[SUPPLIED MATERIAL]:
================================

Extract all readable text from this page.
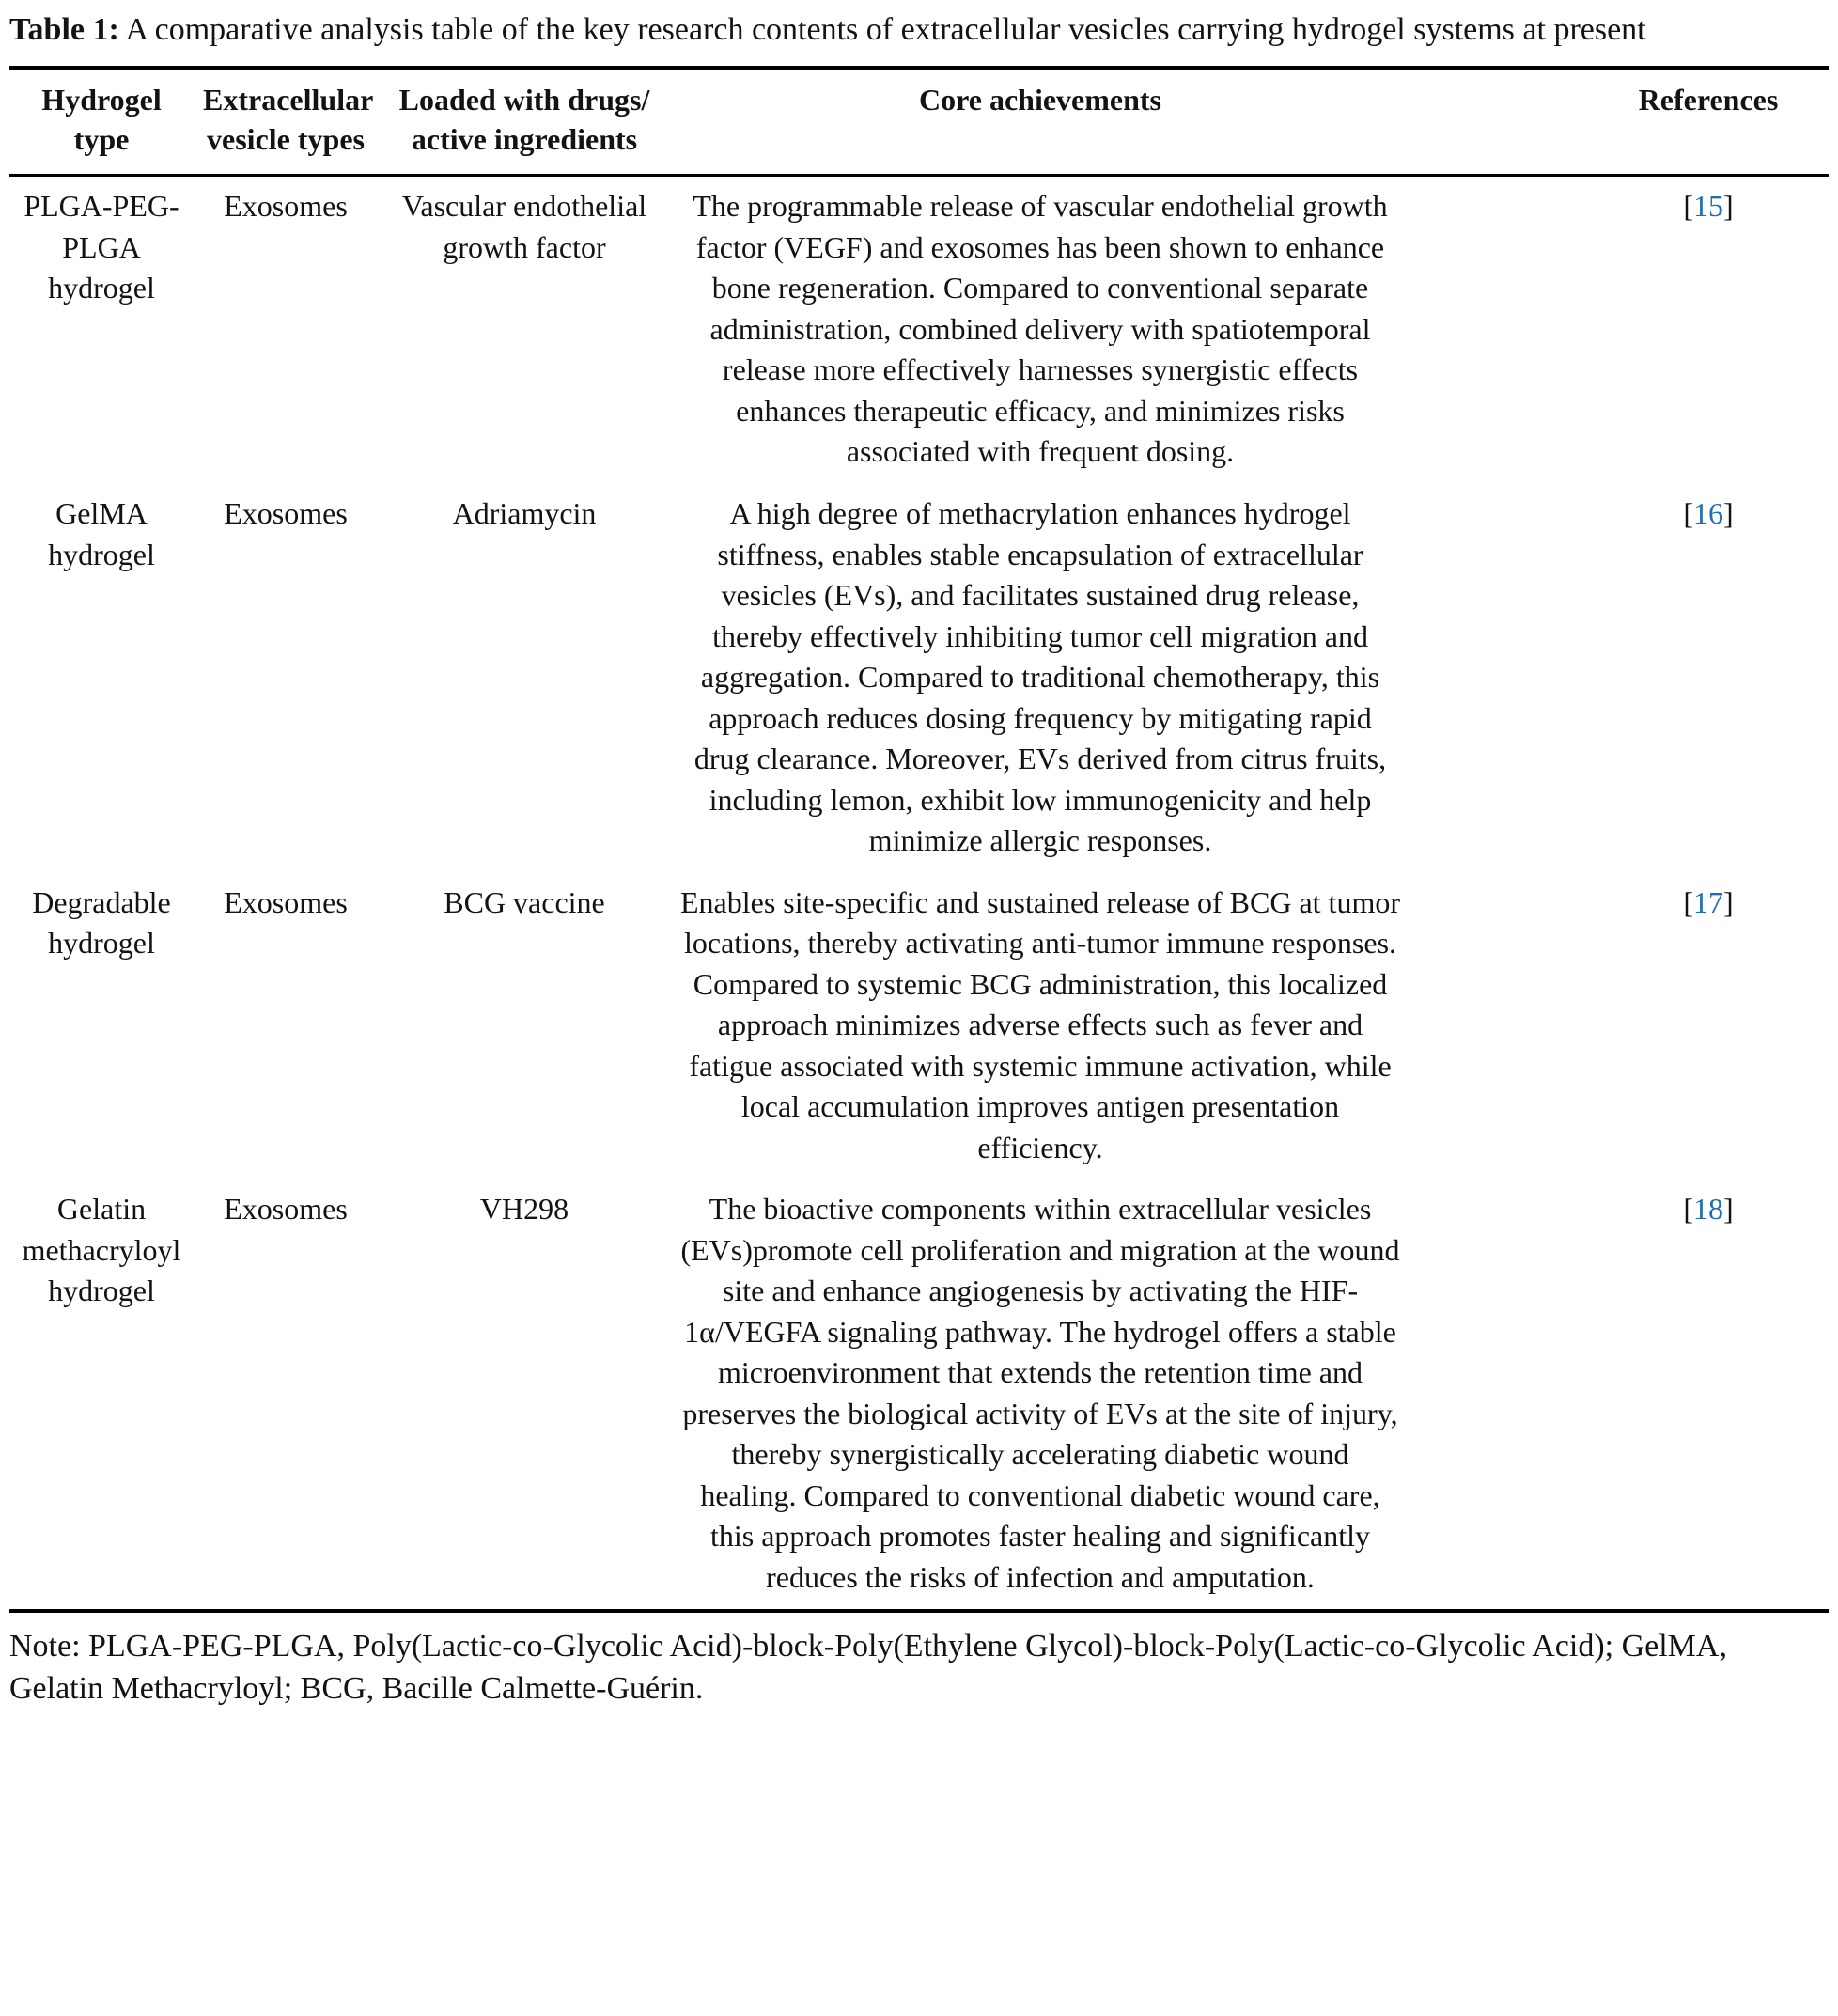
Table 1: A comparative analysis table of the key research contents of extracellular vesicles carrying hydrogel systems at present

Hydrogel type	Extracellular vesicle types	Loaded with drugs/ active ingredients	Core achievements	References
PLGA-PEG-PLGA hydrogel	Exosomes	Vascular endothelial growth factor	The programmable release of vascular endothelial growth factor (VEGF) and exosomes has been shown to enhance bone regeneration. Compared to conventional separate administration, combined delivery with spatiotemporal release more effectively harnesses synergistic effects enhances therapeutic efficacy, and minimizes risks associated with frequent dosing.	[15]
GelMA hydrogel	Exosomes	Adriamycin	A high degree of methacrylation enhances hydrogel stiffness, enables stable encapsulation of extracellular vesicles (EVs), and facilitates sustained drug release, thereby effectively inhibiting tumor cell migration and aggregation. Compared to traditional chemotherapy, this approach reduces dosing frequency by mitigating rapid drug clearance. Moreover, EVs derived from citrus fruits, including lemon, exhibit low immunogenicity and help minimize allergic responses.	[16]
Degradable hydrogel	Exosomes	BCG vaccine	Enables site-specific and sustained release of BCG at tumor locations, thereby activating anti-tumor immune responses. Compared to systemic BCG administration, this localized approach minimizes adverse effects such as fever and fatigue associated with systemic immune activation, while local accumulation improves antigen presentation efficiency.	[17]
Gelatin methacryloyl hydrogel	Exosomes	VH298	The bioactive components within extracellular vesicles (EVs)promote cell proliferation and migration at the wound site and enhance angiogenesis by activating the HIF-1α/VEGFA signaling pathway. The hydrogel offers a stable microenvironment that extends the retention time and preserves the biological activity of EVs at the site of injury, thereby synergistically accelerating diabetic wound healing. Compared to conventional diabetic wound care, this approach promotes faster healing and significantly reduces the risks of infection and amputation.	[18]

Note: PLGA-PEG-PLGA, Poly(Lactic-co-Glycolic Acid)-block-Poly(Ethylene Glycol)-block-Poly(Lactic-co-Glycolic Acid); GelMA, Gelatin Methacryloyl; BCG, Bacille Calmette-Guérin.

================================

[WHAT THE TASK ASKS]:
The whole listing must be transcribed exactly. No pictures belong in the copy.

[YOUR SOLUTION]:
Extract all readable text from this page.
Table 1: A comparative analysis table of the key research contents of extracellular vesicles carrying hydrogel systems at present

Hydrogel type	Extracellular vesicle types	Loaded with drugs/ active ingredients	Core achievements	References
PLGA-PEG-PLGA hydrogel	Exosomes	Vascular endothelial growth factor	The programmable release of vascular endothelial growth factor (VEGF) and exosomes has been shown to enhance bone regeneration. Compared to conventional separate administration, combined delivery with spatiotemporal release more effectively harnesses synergistic effects enhances therapeutic efficacy, and minimizes risks associated with frequent dosing.	[15]
GelMA hydrogel	Exosomes	Adriamycin	A high degree of methacrylation enhances hydrogel stiffness, enables stable encapsulation of extracellular vesicles (EVs), and facilitates sustained drug release, thereby effectively inhibiting tumor cell migration and aggregation. Compared to traditional chemotherapy, this approach reduces dosing frequency by mitigating rapid drug clearance. Moreover, EVs derived from citrus fruits, including lemon, exhibit low immunogenicity and help minimize allergic responses.	[16]
Degradable hydrogel	Exosomes	BCG vaccine	Enables site-specific and sustained release of BCG at tumor locations, thereby activating anti-tumor immune responses. Compared to systemic BCG administration, this localized approach minimizes adverse effects such as fever and fatigue associated with systemic immune activation, while local accumulation improves antigen presentation efficiency.	[17]
Gelatin methacryloyl hydrogel	Exosomes	VH298	The bioactive components within extracellular vesicles (EVs)promote cell proliferation and migration at the wound site and enhance angiogenesis by activating the HIF-1α/VEGFA signaling pathway. The hydrogel offers a stable microenvironment that extends the retention time and preserves the biological activity of EVs at the site of injury, thereby synergistically accelerating diabetic wound healing. Compared to conventional diabetic wound care, this approach promotes faster healing and significantly reduces the risks of infection and amputation.	[18]

Note: PLGA-PEG-PLGA, Poly(Lactic-co-Glycolic Acid)-block-Poly(Ethylene Glycol)-block-Poly(Lactic-co-Glycolic Acid); GelMA, Gelatin Methacryloyl; BCG, Bacille Calmette-Guérin.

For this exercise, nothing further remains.